=== The data ===

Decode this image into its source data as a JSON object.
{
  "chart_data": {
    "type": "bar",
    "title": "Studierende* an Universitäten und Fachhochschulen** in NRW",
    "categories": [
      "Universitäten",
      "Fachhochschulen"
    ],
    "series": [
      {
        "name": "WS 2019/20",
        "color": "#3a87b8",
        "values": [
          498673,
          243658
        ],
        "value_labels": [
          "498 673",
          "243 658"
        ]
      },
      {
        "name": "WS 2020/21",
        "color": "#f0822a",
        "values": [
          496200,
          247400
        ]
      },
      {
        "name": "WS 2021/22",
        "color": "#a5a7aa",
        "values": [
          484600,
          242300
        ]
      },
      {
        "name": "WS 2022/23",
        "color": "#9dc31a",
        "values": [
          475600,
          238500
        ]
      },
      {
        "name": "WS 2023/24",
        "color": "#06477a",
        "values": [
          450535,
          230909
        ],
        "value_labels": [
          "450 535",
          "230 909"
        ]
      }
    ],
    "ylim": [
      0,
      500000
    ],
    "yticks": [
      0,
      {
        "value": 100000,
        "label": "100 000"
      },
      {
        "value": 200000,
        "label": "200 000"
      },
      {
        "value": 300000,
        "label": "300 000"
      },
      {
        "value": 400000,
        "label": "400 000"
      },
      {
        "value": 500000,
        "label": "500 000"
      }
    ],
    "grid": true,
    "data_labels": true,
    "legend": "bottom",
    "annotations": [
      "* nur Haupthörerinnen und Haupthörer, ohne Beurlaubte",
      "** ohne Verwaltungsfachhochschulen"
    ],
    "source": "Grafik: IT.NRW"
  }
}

===

- **Objective**
Collect from the data above every line that includes "Universitäten".

- **Task result**
    "title": "Studierende* an Universitäten und Fachhochschulen** in NRW",
      "Universitäten",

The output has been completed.